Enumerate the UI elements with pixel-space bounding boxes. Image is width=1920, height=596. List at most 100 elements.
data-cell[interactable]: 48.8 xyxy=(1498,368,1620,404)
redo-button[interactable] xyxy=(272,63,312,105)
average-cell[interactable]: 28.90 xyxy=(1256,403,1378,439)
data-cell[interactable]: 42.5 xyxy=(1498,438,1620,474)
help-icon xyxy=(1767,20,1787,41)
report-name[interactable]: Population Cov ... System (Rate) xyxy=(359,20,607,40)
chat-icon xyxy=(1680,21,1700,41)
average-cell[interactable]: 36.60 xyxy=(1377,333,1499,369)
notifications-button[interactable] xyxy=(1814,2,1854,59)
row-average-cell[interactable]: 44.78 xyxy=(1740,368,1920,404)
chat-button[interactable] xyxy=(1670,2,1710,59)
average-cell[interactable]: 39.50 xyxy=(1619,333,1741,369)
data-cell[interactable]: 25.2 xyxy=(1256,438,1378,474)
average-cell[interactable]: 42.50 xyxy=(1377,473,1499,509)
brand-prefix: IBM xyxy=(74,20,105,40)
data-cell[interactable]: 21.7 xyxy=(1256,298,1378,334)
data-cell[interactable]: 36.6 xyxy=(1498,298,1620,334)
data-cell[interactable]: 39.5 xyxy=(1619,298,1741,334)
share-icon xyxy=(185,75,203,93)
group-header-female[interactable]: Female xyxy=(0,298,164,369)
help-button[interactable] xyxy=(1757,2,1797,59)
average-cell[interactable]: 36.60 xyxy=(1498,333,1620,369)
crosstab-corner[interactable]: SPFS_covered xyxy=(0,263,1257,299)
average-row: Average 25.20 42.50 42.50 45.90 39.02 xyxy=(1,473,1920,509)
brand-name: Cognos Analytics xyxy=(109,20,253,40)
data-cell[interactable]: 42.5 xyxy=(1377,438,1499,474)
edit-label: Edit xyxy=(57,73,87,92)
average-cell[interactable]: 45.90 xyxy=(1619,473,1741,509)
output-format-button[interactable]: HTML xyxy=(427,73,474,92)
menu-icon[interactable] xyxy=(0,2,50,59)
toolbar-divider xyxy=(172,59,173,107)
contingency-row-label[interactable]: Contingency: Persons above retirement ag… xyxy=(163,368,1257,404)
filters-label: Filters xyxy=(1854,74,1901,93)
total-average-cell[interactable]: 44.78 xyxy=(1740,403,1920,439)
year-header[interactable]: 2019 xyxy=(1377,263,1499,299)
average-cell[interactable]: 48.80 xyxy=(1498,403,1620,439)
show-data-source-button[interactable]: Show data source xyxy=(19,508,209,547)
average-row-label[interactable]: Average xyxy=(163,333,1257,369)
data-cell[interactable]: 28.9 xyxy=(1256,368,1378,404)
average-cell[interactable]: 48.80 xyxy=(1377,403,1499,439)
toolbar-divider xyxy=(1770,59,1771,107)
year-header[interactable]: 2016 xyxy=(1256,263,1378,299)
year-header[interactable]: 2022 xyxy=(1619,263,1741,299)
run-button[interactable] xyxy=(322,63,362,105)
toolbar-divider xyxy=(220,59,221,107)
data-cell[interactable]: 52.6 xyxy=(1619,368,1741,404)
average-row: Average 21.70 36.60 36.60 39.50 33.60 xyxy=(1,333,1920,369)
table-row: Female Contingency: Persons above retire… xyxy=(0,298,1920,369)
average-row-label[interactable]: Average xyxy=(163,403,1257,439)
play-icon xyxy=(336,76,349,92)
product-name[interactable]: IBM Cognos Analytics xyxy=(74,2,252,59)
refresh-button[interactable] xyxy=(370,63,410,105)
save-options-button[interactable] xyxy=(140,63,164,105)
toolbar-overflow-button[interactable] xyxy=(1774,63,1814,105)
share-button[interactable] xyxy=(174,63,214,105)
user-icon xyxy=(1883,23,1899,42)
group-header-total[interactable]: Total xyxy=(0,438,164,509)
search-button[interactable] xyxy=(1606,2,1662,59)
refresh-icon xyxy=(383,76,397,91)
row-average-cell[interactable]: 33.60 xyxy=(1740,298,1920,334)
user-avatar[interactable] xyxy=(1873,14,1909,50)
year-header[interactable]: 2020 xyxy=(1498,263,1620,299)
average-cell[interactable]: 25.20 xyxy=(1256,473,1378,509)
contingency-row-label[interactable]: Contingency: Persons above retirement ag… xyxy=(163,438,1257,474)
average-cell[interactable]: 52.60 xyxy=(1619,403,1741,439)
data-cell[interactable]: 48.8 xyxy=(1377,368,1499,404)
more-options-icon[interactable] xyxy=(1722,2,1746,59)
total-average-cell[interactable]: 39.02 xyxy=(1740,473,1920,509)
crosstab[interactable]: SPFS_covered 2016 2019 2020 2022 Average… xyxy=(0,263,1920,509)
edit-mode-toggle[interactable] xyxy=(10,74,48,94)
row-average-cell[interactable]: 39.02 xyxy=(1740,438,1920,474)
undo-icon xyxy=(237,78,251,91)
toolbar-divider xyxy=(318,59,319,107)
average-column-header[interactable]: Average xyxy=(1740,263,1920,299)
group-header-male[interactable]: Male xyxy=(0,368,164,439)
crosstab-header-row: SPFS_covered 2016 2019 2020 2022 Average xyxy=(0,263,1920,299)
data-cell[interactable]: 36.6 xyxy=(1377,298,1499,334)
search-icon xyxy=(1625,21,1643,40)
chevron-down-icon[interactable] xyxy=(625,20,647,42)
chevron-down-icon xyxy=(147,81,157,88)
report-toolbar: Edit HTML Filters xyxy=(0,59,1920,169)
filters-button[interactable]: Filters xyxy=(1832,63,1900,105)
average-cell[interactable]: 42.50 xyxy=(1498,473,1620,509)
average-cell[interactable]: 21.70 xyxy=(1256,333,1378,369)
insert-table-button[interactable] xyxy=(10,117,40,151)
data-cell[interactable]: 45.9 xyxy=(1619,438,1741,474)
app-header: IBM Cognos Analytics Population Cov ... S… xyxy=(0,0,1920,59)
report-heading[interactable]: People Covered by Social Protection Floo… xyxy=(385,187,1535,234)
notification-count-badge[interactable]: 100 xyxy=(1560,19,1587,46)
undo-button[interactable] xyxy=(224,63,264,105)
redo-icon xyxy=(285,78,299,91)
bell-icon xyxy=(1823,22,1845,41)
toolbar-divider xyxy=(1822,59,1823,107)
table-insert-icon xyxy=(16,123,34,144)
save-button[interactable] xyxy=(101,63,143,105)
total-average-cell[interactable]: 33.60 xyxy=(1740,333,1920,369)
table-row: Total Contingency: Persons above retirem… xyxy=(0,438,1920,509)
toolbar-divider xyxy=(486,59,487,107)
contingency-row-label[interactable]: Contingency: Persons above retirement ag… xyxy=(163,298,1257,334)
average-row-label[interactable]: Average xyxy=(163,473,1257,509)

-- Exercise aim --
Please convert every line of the entries above into a JSON list of strings, with one string per line and any blank lines left out.

-- Response for this exercise --
[
  "Enumerate the UI elements with pixel-space bounding boxes. Image is width=1920, height=596. List at most 100 elements.",
  "data-cell[interactable]: 48.8 xyxy=(1498,368,1620,404)",
  "redo-button[interactable] xyxy=(272,63,312,105)",
  "average-cell[interactable]: 28.90 xyxy=(1256,403,1378,439)",
  "data-cell[interactable]: 42.5 xyxy=(1498,438,1620,474)",
  "help-icon xyxy=(1767,20,1787,41)",
  "report-name[interactable]: Population Cov ... System (Rate) xyxy=(359,20,607,40)",
  "chat-icon xyxy=(1680,21,1700,41)",
  "average-cell[interactable]: 36.60 xyxy=(1377,333,1499,369)",
  "notifications-button[interactable] xyxy=(1814,2,1854,59)",
  "row-average-cell[interactable]: 44.78 xyxy=(1740,368,1920,404)",
  "chat-button[interactable] xyxy=(1670,2,1710,59)",
  "average-cell[interactable]: 39.50 xyxy=(1619,333,1741,369)",
  "data-cell[interactable]: 25.2 xyxy=(1256,438,1378,474)",
  "average-cell[interactable]: 42.50 xyxy=(1377,473,1499,509)",
  "brand-prefix: IBM xyxy=(74,20,105,40)",
  "data-cell[interactable]: 21.7 xyxy=(1256,298,1378,334)",
  "data-cell[interactable]: 36.6 xyxy=(1498,298,1620,334)",
  "data-cell[interactable]: 39.5 xyxy=(1619,298,1741,334)",
  "share-icon xyxy=(185,75,203,93)",
  "group-header-female[interactable]: Female xyxy=(0,298,164,369)",
  "help-button[interactable] xyxy=(1757,2,1797,59)",
  "average-cell[interactable]: 36.60 xyxy=(1498,333,1620,369)",
  "crosstab-corner[interactable]: SPFS_covered xyxy=(0,263,1257,299)",
  "average-row: Average 25.20 42.50 42.50 45.90 39.02 xyxy=(1,473,1920,509)",
  "brand-name: Cognos Analytics xyxy=(109,20,253,40)",
  "data-cell[interactable]: 42.5 xyxy=(1377,438,1499,474)",
  "edit-label: Edit xyxy=(57,73,87,92)",
  "average-cell[interactable]: 45.90 xyxy=(1619,473,1741,509)",
  "output-format-button[interactable]: HTML xyxy=(427,73,474,92)",
  "menu-icon[interactable] xyxy=(0,2,50,59)",
  "toolbar-divider xyxy=(172,59,173,107)",
  "contingency-row-label[interactable]: Contingency: Persons above retirement ag… xyxy=(163,368,1257,404)",
  "filters-label: Filters xyxy=(1854,74,1901,93)",
  "total-average-cell[interactable]: 44.78 xyxy=(1740,403,1920,439)",
  "year-header[interactable]: 2019 xyxy=(1377,263,1499,299)",
  "average-cell[interactable]: 48.80 xyxy=(1498,403,1620,439)",
  "show-data-source-button[interactable]: Show data source xyxy=(19,508,209,547)",
  "average-row-label[interactable]: Average xyxy=(163,333,1257,369)",
  "data-cell[interactable]: 28.9 xyxy=(1256,368,1378,404)",
  "average-cell[interactable]: 48.80 xyxy=(1377,403,1499,439)",
  "toolbar-divider xyxy=(1770,59,1771,107)",
  "year-header[interactable]: 2016 xyxy=(1256,263,1378,299)",
  "year-header[interactable]: 2022 xyxy=(1619,263,1741,299)",
  "run-button[interactable] xyxy=(322,63,362,105)",
  "toolbar-divider xyxy=(220,59,221,107)",
  "data-cell[interactable]: 52.6 xyxy=(1619,368,1741,404)",
  "average-row: Average 21.70 36.60 36.60 39.50 33.60 xyxy=(1,333,1920,369)",
  "table-row: Female Contingency: Persons above retire… xyxy=(0,298,1920,369)",
  "average-row-label[interactable]: Average xyxy=(163,403,1257,439)",
  "play-icon xyxy=(336,76,349,92)",
  "product-name[interactable]: IBM Cognos Analytics xyxy=(74,2,252,59)",
  "refresh-button[interactable] xyxy=(370,63,410,105)",
  "save-options-button[interactable] xyxy=(140,63,164,105)",
  "toolbar-overflow-button[interactable] xyxy=(1774,63,1814,105)",
  "share-button[interactable] xyxy=(174,63,214,105)",
  "user-icon xyxy=(1883,23,1899,42)",
  "group-header-total[interactable]: Total xyxy=(0,438,164,509)",
  "search-button[interactable] xyxy=(1606,2,1662,59)",
  "refresh-icon xyxy=(383,76,397,91)",
  "row-average-cell[interactable]: 33.60 xyxy=(1740,298,1920,334)",
  "user-avatar[interactable] xyxy=(1873,14,1909,50)",
  "year-header[interactable]: 2020 xyxy=(1498,263,1620,299)",
  "average-cell[interactable]: 25.20 xyxy=(1256,473,1378,509)",
  "contingency-row-label[interactable]: Contingency: Persons above retirement ag… xyxy=(163,438,1257,474)",
  "average-cell[interactable]: 52.60 xyxy=(1619,403,1741,439)",
  "data-cell[interactable]: 48.8 xyxy=(1377,368,1499,404)",
  "more-options-icon[interactable] xyxy=(1722,2,1746,59)",
  "total-average-cell[interactable]: 39.02 xyxy=(1740,473,1920,509)",
  "crosstab[interactable]: SPFS_covered 2016 2019 2020 2022 Average… xyxy=(0,263,1920,509)",
  "edit-mode-toggle[interactable] xyxy=(10,74,48,94)",
  "row-average-cell[interactable]: 39.02 xyxy=(1740,438,1920,474)",
  "undo-icon xyxy=(237,78,251,91)",
  "toolbar-divider xyxy=(318,59,319,107)",
  "average-column-header[interactable]: Average xyxy=(1740,263,1920,299)",
  "group-header-male[interactable]: Male xyxy=(0,368,164,439)",
  "crosstab-header-row: SPFS_covered 2016 2019 2020 2022 Average xyxy=(0,263,1920,299)",
  "data-cell[interactable]: 36.6 xyxy=(1377,298,1499,334)",
  "search-icon xyxy=(1625,21,1643,40)",
  "chevron-down-icon[interactable] xyxy=(625,20,647,42)",
  "chevron-down-icon xyxy=(147,81,157,88)",
  "report-toolbar: Edit HTML Filters xyxy=(0,59,1920,169)",
  "filters-button[interactable]: Filters xyxy=(1832,63,1900,105)",
  "average-cell[interactable]: 42.50 xyxy=(1498,473,1620,509)",
  "average-cell[interactable]: 21.70 xyxy=(1256,333,1378,369)",
  "insert-table-button[interactable] xyxy=(10,117,40,151)",
  "data-cell[interactable]: 45.9 xyxy=(1619,438,1741,474)",
  "app-header: IBM Cognos Analytics Population Cov ... S… xyxy=(0,0,1920,59)",
  "report-heading[interactable]: People Covered by Social Protection Floo… xyxy=(385,187,1535,234)",
  "notification-count-badge[interactable]: 100 xyxy=(1560,19,1587,46)",
  "undo-button[interactable] xyxy=(224,63,264,105)",
  "redo-icon xyxy=(285,78,299,91)",
  "bell-icon xyxy=(1823,22,1845,41)",
  "toolbar-divider xyxy=(1822,59,1823,107)",
  "table-insert-icon xyxy=(16,123,34,144)",
  "save-button[interactable] xyxy=(101,63,143,105)",
  "total-average-cell[interactable]: 33.60 xyxy=(1740,333,1920,369)",
  "table-row: Total Contingency: Persons above retirem… xyxy=(0,438,1920,509)",
  "toolbar-divider xyxy=(486,59,487,107)",
  "contingency-row-label[interactable]: Contingency: Persons above retirement ag… xyxy=(163,298,1257,334)",
  "average-row-label[interactable]: Average xyxy=(163,473,1257,509)"
]